[SOURCE DATA]:
- - -

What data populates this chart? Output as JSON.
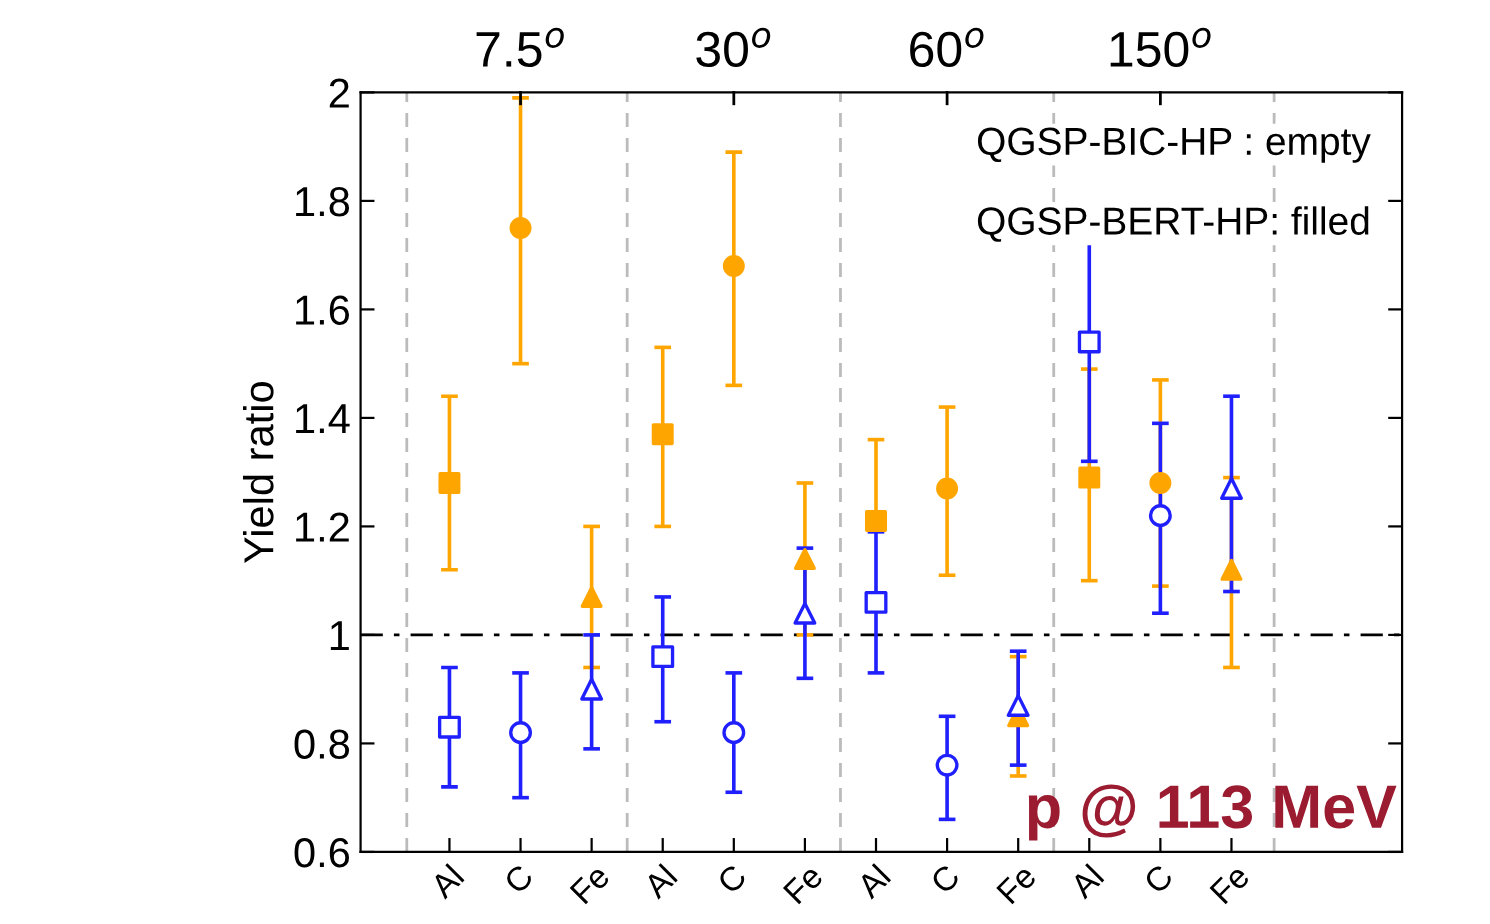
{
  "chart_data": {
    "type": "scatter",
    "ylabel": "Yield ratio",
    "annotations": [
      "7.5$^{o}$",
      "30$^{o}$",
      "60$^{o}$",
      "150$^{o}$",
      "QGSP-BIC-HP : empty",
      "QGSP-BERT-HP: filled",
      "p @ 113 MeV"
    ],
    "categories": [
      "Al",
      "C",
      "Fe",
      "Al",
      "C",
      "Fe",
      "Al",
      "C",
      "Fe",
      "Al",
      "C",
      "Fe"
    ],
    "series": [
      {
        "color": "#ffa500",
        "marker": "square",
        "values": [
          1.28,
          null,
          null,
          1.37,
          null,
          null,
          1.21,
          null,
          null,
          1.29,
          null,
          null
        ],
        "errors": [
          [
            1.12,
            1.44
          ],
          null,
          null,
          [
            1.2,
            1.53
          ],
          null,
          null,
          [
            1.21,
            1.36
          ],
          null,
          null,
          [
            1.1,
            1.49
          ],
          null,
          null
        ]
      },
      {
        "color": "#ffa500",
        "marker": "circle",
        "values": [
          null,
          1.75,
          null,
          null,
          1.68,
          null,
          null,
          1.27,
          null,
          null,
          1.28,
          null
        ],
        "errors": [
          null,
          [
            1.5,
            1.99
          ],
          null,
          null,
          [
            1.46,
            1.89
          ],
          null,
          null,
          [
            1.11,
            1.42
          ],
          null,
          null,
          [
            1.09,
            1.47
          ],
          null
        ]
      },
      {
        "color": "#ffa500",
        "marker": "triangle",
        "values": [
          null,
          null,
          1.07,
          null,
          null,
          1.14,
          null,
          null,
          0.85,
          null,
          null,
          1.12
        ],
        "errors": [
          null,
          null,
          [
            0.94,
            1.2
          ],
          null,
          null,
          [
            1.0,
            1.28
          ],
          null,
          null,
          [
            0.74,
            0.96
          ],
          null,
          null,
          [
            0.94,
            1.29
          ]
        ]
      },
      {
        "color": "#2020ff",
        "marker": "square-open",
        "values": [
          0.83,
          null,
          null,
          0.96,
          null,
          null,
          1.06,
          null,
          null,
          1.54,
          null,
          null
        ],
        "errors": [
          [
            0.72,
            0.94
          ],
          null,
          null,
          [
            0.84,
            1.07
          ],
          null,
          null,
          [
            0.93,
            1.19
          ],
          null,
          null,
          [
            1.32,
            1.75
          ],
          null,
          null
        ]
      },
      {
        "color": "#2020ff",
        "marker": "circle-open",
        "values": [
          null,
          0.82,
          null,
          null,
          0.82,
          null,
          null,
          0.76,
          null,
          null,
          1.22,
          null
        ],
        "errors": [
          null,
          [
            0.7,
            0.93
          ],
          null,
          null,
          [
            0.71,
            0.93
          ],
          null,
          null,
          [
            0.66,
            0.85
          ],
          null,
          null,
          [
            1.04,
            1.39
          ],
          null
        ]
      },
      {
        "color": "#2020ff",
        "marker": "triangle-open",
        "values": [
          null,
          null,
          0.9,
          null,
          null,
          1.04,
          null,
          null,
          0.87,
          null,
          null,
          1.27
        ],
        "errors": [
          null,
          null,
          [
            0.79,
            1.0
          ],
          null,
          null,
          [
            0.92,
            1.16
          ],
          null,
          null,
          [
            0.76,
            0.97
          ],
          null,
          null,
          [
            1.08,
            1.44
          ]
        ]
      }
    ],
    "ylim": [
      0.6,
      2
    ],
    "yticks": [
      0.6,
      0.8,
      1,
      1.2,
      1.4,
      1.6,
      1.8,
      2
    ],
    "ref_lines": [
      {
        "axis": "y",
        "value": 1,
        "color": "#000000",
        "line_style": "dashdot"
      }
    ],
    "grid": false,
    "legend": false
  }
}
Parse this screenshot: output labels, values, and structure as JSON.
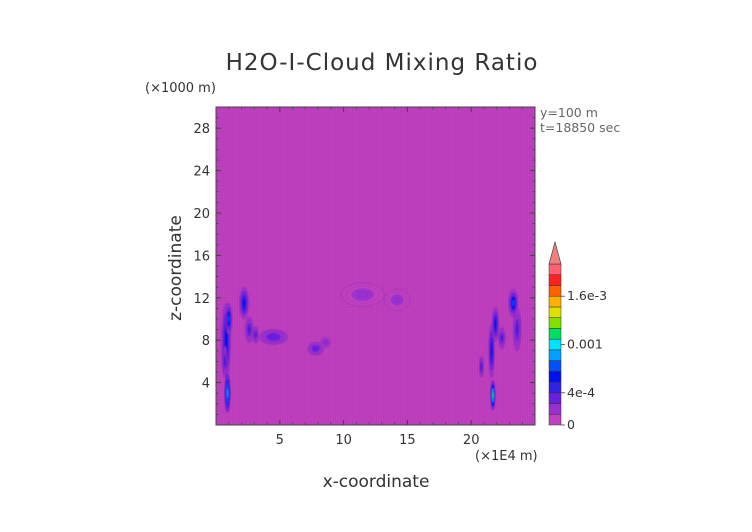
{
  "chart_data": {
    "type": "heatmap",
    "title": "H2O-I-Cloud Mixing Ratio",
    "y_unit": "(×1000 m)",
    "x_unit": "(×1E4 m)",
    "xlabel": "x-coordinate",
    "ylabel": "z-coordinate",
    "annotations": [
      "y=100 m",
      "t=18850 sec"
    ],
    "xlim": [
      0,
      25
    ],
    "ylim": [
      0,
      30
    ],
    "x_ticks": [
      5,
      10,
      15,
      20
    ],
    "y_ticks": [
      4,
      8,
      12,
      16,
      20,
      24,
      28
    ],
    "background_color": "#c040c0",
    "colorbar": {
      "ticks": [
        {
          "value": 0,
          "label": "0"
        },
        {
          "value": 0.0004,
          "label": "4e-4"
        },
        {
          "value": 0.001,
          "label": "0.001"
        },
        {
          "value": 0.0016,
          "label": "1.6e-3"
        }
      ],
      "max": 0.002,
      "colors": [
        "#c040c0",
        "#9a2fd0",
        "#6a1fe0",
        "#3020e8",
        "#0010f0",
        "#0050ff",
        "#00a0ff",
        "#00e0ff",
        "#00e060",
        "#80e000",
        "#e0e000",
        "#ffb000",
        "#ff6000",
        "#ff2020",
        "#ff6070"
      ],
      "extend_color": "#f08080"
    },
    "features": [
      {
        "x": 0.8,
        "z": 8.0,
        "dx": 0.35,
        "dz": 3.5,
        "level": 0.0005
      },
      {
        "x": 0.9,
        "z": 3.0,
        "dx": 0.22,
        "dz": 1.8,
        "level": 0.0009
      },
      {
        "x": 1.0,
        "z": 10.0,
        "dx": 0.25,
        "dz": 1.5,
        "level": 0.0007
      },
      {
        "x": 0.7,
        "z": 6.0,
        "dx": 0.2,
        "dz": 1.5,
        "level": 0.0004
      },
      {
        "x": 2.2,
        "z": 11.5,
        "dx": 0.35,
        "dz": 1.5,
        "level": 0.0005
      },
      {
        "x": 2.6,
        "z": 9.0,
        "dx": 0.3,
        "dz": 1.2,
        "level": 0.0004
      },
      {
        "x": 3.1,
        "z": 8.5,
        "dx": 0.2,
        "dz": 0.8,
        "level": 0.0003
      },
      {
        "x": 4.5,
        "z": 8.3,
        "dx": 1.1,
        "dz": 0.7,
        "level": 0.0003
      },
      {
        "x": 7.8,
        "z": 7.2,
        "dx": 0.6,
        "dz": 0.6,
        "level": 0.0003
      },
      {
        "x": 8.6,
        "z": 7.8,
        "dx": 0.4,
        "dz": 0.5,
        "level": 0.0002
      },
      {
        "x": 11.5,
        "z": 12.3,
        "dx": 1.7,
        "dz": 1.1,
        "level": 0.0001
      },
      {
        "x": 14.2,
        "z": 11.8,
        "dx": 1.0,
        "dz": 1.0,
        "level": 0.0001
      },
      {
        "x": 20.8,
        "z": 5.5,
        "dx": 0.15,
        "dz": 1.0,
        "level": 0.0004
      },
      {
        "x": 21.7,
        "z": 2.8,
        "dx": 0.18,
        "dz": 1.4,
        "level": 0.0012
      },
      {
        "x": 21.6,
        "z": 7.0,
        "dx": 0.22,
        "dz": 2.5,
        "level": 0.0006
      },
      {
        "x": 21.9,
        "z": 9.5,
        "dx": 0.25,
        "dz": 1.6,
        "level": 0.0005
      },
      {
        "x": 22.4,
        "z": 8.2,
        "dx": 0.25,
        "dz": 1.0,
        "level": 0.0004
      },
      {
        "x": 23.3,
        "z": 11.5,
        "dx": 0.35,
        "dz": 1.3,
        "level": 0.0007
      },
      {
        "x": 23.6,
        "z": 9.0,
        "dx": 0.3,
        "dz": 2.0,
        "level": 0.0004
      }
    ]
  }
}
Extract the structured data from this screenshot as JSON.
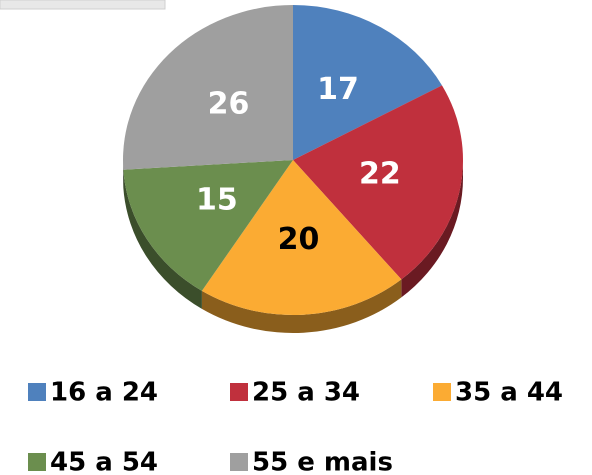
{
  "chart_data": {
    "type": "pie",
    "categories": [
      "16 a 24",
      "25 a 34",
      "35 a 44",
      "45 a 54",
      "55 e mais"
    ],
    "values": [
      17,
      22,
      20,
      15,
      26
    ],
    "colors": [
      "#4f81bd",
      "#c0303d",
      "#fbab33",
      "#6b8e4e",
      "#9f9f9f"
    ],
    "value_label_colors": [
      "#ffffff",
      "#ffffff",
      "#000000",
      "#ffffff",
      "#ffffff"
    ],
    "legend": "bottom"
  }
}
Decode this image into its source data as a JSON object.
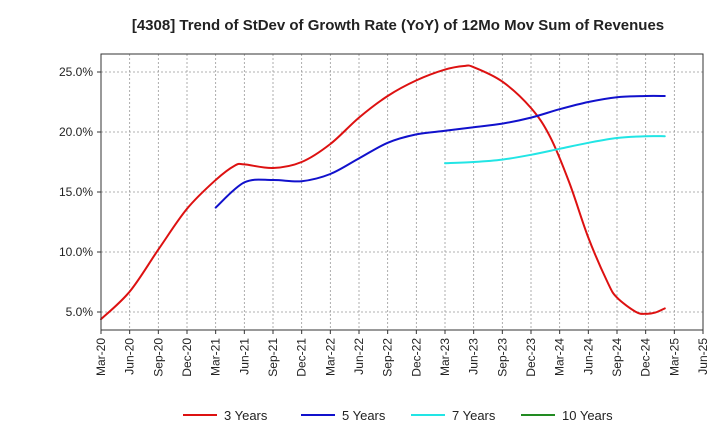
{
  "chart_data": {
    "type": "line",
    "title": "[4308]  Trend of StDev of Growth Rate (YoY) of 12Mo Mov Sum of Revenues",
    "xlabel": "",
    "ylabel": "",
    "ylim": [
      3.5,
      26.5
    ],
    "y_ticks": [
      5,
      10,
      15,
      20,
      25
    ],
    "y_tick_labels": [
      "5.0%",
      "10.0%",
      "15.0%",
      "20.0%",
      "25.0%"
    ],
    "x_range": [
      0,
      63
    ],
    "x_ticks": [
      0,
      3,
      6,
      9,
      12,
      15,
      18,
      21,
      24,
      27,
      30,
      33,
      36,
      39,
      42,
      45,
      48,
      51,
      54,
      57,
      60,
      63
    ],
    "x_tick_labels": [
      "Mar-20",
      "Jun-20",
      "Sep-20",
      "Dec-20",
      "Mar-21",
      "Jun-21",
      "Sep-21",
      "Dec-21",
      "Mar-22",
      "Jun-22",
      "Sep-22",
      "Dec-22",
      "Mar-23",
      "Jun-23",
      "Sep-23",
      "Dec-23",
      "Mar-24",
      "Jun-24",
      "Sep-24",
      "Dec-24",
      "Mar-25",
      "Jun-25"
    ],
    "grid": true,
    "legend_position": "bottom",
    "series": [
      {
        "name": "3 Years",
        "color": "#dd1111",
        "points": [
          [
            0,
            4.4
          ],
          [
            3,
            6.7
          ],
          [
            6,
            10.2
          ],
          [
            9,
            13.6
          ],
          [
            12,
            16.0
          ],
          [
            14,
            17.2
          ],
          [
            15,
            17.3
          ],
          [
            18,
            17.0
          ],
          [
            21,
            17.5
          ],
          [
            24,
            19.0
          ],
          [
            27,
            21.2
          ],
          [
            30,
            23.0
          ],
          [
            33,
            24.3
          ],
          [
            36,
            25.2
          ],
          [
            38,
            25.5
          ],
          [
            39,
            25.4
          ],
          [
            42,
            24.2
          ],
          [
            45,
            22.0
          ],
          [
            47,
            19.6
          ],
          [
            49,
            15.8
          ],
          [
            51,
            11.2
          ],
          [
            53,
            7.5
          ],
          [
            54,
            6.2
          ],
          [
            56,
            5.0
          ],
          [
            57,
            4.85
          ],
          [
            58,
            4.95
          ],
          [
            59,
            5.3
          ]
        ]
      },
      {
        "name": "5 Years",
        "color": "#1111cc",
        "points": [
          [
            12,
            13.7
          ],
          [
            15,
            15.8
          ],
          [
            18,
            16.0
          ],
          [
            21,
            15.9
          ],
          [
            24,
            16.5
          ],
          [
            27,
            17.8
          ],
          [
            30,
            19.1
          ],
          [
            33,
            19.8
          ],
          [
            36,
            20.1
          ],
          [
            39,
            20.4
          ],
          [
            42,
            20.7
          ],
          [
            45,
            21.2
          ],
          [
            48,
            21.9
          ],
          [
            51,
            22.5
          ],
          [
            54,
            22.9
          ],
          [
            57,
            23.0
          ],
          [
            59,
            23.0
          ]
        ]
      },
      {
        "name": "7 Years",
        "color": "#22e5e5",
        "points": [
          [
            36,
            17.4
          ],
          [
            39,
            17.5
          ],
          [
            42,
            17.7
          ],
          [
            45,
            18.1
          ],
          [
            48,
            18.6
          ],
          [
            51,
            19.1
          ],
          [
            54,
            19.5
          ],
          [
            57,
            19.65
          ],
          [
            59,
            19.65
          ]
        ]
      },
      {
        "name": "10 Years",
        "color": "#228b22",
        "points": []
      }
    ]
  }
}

- - -

[EXERCISE]:
Pick out every line of the listing containing the word "screenshot", and show those lines.

[SOLUTION FOR THIS TASK]:
Parse this screenshot: output labels, values, and structure as JSON.
Extract the structured data from this screenshot as JSON.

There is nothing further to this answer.